##### EXCERPTED RECORDS
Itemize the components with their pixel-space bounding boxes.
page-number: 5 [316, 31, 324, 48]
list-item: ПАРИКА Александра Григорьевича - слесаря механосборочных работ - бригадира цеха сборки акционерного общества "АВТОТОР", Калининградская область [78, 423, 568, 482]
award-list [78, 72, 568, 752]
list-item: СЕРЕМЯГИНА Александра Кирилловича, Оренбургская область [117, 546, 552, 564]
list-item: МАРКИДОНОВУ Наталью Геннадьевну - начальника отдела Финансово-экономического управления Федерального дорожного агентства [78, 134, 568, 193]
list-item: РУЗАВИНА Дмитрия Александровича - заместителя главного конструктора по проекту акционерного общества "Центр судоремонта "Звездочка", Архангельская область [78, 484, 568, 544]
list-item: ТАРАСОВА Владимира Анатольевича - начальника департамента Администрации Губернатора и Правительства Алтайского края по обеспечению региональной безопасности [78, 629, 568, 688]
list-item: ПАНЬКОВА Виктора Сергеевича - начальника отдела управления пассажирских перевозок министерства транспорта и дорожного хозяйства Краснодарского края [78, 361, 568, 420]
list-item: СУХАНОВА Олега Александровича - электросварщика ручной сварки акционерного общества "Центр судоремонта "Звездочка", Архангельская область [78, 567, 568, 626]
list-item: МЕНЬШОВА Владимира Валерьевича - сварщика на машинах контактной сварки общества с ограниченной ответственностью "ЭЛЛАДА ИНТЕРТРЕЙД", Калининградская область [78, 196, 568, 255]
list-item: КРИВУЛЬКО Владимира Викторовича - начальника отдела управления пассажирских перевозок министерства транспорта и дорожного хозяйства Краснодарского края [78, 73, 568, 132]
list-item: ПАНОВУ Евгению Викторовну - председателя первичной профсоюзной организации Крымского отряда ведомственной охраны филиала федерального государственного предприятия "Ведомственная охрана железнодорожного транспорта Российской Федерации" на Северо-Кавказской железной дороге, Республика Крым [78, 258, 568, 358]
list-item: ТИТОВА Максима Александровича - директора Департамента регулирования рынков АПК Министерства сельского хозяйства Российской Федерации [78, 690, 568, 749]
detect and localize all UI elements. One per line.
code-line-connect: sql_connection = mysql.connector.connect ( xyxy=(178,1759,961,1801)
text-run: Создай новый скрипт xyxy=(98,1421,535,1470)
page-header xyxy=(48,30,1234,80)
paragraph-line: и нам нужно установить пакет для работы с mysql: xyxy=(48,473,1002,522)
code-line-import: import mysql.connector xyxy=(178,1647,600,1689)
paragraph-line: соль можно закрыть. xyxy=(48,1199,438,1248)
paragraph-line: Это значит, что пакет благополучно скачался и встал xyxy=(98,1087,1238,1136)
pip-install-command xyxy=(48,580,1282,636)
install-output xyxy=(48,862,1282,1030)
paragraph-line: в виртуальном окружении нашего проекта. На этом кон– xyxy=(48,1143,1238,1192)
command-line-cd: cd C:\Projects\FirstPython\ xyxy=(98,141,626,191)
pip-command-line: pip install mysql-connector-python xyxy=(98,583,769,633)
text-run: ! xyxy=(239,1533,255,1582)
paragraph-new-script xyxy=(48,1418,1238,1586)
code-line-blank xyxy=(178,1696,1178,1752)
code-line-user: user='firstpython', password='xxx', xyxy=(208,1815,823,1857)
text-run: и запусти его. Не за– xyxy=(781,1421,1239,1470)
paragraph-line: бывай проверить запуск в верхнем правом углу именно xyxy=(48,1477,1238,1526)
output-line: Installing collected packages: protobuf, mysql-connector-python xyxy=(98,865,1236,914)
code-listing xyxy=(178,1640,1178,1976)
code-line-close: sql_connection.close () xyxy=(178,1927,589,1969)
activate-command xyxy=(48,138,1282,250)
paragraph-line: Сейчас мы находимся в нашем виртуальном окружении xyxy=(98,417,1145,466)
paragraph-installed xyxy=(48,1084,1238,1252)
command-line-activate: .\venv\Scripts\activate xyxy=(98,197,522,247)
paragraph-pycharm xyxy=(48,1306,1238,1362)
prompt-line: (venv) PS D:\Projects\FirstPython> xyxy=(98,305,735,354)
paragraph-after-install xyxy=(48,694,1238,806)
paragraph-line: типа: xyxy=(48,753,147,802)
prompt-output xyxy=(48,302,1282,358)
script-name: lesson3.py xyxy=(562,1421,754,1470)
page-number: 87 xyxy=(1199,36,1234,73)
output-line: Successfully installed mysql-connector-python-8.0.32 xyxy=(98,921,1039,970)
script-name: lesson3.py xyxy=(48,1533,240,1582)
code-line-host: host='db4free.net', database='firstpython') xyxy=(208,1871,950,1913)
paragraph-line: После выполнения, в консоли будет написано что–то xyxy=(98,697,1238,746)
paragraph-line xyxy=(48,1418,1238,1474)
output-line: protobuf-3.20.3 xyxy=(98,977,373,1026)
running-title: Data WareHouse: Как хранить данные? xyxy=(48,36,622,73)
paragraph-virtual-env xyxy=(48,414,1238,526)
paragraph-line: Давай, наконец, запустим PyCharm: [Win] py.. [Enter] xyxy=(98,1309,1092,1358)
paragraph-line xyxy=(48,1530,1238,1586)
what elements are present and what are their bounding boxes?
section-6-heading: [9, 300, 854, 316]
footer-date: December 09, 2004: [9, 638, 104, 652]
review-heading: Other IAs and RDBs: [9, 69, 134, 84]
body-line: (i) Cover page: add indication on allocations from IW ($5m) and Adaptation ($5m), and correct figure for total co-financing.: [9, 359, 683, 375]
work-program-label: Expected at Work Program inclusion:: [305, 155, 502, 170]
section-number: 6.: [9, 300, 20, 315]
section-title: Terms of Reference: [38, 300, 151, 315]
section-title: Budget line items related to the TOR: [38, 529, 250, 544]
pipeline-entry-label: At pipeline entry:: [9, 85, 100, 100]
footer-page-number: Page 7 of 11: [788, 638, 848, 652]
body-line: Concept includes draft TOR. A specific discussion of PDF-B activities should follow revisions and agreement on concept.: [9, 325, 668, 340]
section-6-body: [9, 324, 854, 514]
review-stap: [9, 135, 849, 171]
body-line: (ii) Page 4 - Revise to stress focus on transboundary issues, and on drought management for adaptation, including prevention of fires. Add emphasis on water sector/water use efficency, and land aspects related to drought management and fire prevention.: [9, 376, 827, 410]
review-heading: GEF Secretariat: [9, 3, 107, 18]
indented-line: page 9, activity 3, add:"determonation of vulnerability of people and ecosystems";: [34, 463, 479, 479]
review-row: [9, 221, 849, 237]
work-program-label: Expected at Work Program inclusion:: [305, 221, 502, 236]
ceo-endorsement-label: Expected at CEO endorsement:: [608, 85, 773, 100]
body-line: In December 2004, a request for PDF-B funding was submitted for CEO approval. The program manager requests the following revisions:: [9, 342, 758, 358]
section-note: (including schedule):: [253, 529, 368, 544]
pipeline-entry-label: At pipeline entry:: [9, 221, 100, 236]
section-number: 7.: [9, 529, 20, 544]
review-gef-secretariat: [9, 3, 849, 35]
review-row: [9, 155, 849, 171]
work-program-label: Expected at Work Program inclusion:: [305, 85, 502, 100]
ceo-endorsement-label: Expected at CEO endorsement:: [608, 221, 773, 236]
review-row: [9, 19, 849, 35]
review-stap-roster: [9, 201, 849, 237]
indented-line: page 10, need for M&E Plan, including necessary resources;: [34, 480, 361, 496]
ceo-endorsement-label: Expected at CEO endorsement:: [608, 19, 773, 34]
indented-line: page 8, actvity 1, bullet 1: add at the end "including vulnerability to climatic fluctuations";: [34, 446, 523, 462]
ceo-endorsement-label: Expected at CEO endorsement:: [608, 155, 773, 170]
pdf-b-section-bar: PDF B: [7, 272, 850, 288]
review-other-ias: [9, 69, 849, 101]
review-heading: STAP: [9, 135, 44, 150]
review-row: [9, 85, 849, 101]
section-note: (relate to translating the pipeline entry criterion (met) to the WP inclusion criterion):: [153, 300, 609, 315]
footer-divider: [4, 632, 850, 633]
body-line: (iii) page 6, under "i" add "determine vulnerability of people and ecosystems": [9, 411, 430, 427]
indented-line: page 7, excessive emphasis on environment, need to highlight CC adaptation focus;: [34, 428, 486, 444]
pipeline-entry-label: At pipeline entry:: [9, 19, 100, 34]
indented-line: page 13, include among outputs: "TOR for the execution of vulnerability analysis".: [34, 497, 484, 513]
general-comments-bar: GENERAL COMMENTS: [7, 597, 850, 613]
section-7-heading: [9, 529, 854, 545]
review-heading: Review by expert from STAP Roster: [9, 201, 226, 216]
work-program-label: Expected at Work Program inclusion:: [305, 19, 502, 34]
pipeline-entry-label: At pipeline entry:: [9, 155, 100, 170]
##########
* GOAL
Copy the rows without any change, beginning at the first row and stopping after the row that contains "list-item: МЕНЬШОВА Владимира".

* SOLUTION TO THIS PROBLEM
Itemize the components with their pixel-space bounding boxes.
page-number: 5 [316, 31, 324, 48]
list-item: ПАРИКА Александра Григорьевича - слесаря механосборочных работ - бригадира цеха сборки акционерного общества "АВТОТОР", Калининградская область [78, 423, 568, 482]
award-list [78, 72, 568, 752]
list-item: СЕРЕМЯГИНА Александра Кирилловича, Оренбургская область [117, 546, 552, 564]
list-item: МАРКИДОНОВУ Наталью Геннадьевну - начальника отдела Финансово-экономического управления Федерального дорожного агентства [78, 134, 568, 193]
list-item: РУЗАВИНА Дмитрия Александровича - заместителя главного конструктора по проекту акционерного общества "Центр судоремонта "Звездочка", Архангельская область [78, 484, 568, 544]
list-item: ТАРАСОВА Владимира Анатольевича - начальника департамента Администрации Губернатора и Правительства Алтайского края по обеспечению региональной безопасности [78, 629, 568, 688]
list-item: ПАНЬКОВА Виктора Сергеевича - начальника отдела управления пассажирских перевозок министерства транспорта и дорожного хозяйства Краснодарского края [78, 361, 568, 420]
list-item: СУХАНОВА Олега Александровича - электросварщика ручной сварки акционерного общества "Центр судоремонта "Звездочка", Архангельская область [78, 567, 568, 626]
list-item: МЕНЬШОВА Владимира Валерьевича - сварщика на машинах контактной сварки общества с ограниченной ответственностью "ЭЛЛАДА ИНТЕРТРЕЙД", Калининградская область [78, 196, 568, 255]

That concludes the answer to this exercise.